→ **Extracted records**

:::

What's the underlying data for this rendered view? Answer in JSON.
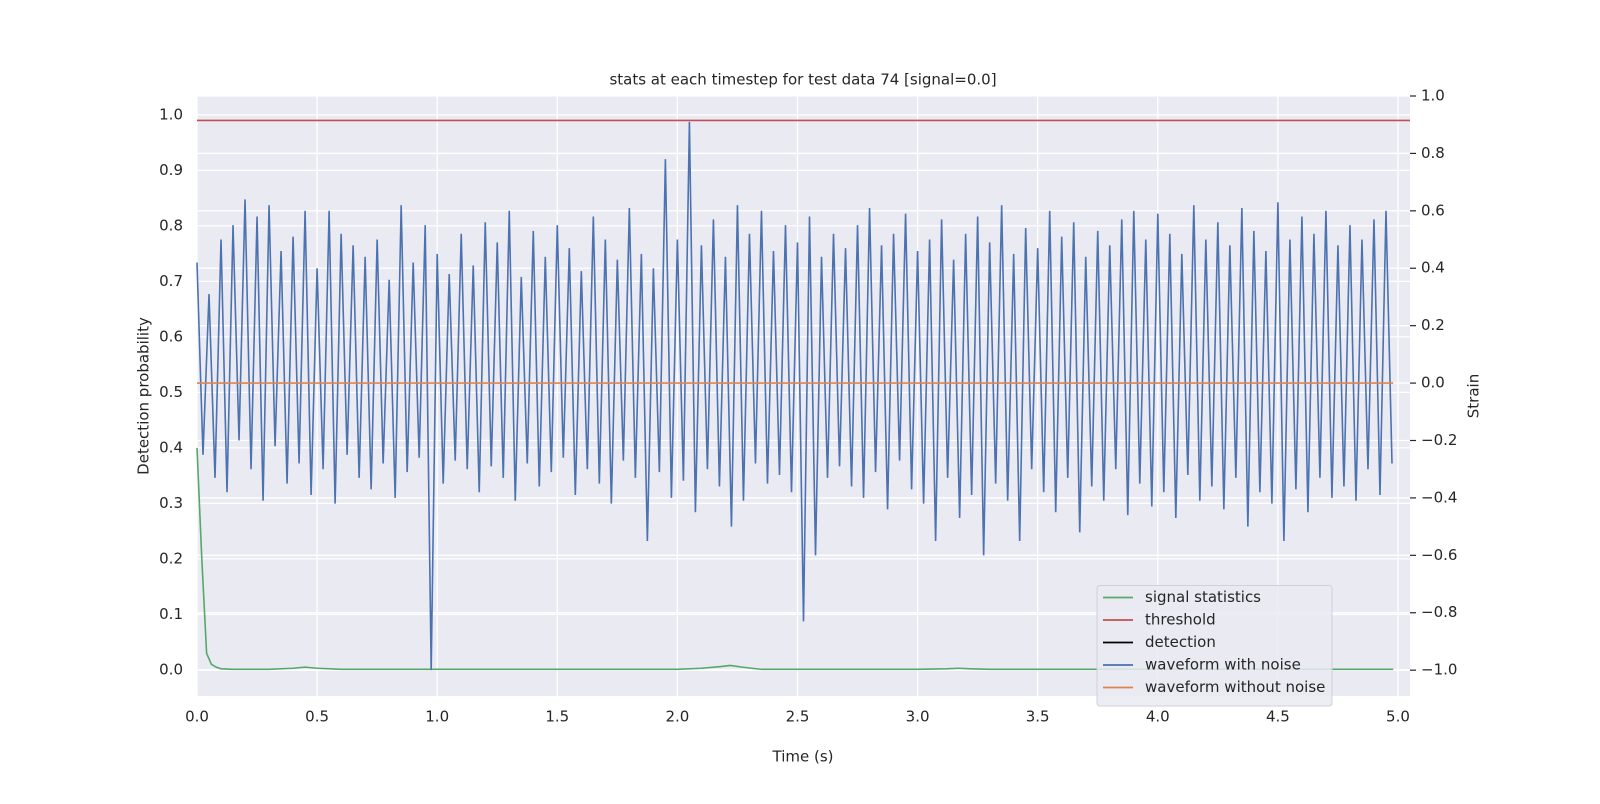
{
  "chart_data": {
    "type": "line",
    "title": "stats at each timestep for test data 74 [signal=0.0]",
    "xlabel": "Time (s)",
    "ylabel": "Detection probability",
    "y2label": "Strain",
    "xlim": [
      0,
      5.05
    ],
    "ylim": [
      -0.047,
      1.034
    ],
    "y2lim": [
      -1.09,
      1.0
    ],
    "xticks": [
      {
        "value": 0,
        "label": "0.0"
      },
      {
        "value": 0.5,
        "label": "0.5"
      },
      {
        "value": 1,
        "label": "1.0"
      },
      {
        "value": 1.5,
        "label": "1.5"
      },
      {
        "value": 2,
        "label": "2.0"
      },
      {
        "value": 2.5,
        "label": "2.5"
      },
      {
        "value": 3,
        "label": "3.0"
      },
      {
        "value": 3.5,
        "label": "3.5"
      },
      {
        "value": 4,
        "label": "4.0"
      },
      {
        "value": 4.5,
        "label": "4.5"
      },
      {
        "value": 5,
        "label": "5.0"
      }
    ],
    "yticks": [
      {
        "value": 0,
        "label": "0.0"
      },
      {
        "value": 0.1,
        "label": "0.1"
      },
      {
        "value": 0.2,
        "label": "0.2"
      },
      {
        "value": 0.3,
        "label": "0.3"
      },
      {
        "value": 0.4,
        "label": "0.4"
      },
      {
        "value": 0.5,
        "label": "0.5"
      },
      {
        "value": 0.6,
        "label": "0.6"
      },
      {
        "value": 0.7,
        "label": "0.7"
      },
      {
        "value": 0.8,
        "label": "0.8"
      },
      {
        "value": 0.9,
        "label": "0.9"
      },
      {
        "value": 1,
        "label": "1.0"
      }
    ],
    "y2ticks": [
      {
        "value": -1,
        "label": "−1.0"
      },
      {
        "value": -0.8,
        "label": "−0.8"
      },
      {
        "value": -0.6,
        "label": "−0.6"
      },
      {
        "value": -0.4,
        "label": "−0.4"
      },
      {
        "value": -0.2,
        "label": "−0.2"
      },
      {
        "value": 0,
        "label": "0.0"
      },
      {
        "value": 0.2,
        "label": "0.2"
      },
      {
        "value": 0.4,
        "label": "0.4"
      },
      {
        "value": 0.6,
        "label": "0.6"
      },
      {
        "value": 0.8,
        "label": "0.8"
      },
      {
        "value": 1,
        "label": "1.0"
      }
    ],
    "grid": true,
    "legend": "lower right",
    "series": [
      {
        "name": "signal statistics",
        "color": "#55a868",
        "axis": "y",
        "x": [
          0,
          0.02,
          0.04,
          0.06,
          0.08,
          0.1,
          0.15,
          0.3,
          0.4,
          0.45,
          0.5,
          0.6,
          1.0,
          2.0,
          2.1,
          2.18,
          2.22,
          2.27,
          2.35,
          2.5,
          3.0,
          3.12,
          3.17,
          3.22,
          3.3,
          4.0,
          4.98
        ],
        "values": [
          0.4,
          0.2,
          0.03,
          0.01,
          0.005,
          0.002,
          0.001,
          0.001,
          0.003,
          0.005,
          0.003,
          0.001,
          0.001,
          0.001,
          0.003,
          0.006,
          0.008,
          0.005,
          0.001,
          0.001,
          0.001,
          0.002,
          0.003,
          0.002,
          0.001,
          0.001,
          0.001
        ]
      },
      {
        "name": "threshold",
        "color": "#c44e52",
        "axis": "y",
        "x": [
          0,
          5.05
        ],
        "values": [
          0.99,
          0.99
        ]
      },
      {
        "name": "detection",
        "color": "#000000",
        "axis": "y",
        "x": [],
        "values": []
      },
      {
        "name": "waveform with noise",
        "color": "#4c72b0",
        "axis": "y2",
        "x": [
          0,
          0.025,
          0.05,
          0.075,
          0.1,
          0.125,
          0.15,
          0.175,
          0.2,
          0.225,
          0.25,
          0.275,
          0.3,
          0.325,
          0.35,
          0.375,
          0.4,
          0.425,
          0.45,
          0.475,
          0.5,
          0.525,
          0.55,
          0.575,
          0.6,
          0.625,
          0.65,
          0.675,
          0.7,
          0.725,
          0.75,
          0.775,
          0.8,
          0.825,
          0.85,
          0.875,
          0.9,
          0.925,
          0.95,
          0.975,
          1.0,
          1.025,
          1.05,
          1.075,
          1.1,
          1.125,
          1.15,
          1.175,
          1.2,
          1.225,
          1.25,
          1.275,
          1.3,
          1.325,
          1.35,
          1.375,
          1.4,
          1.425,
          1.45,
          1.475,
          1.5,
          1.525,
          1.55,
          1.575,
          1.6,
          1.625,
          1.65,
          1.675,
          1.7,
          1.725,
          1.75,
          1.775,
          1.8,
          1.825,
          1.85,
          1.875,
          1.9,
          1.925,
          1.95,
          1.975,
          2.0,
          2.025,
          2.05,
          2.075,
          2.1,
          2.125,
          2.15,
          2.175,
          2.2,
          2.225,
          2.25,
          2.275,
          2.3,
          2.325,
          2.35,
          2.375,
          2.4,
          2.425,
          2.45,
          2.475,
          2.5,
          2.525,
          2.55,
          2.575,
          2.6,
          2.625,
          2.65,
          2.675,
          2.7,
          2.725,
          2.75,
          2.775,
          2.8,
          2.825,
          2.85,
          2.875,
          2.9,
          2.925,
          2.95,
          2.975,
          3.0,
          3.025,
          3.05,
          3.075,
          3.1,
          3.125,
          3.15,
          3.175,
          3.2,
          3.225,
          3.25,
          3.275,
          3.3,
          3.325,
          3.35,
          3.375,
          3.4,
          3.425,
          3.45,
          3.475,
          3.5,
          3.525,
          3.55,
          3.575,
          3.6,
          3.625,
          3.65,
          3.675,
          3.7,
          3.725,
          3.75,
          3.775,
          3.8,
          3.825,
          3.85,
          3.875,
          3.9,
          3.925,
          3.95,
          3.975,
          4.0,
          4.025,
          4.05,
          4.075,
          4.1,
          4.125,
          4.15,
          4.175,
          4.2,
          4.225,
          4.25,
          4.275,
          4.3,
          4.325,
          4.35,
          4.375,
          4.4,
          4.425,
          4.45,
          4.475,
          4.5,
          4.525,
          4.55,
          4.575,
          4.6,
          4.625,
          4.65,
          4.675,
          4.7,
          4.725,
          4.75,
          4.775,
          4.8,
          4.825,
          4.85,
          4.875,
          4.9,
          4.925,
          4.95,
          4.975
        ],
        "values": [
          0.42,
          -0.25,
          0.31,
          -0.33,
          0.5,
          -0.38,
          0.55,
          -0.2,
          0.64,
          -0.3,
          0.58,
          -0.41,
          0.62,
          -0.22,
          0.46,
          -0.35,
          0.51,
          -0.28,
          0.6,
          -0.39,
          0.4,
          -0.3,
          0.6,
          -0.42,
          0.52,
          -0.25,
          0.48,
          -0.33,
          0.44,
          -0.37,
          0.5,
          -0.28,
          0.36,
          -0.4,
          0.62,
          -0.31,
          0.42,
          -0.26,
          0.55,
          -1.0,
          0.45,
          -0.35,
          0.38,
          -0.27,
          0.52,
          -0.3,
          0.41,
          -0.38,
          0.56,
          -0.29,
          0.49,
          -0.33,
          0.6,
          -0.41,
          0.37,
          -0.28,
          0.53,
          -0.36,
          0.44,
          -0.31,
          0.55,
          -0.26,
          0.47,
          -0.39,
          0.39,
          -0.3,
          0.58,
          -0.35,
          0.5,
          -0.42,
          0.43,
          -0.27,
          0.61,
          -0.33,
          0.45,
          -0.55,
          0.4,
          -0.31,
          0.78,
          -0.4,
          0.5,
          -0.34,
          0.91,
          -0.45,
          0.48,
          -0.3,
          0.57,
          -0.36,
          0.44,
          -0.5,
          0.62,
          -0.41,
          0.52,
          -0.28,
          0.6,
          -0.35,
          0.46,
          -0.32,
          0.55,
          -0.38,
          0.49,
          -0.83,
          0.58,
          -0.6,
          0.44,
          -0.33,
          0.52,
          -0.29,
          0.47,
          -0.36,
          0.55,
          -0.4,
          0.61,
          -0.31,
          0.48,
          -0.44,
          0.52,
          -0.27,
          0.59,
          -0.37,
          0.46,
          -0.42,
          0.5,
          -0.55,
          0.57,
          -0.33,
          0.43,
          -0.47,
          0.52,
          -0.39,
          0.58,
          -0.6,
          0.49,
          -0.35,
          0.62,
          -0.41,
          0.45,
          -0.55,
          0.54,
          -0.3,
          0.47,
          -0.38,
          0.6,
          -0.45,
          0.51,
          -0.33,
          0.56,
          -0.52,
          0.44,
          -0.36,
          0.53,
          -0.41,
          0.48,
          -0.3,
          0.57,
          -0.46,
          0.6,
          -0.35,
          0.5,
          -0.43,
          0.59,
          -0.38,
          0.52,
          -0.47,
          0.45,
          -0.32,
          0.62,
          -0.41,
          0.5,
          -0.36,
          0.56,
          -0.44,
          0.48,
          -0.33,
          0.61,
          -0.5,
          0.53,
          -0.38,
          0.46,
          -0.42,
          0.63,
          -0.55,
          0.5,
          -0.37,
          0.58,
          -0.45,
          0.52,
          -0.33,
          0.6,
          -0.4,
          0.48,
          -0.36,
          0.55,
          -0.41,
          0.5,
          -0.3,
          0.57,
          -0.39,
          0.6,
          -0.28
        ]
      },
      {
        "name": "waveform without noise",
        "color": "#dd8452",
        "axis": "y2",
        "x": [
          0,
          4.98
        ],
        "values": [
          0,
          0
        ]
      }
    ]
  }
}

:::

→ **Task instructions**
Go through the listing above and locate each line that holds the word "color". Copy those lines.

→ **Written response**
        "color": "#55a868",
        "color": "#c44e52",
        "color": "#000000",
        "color": "#4c72b0",
        "color": "#dd8452",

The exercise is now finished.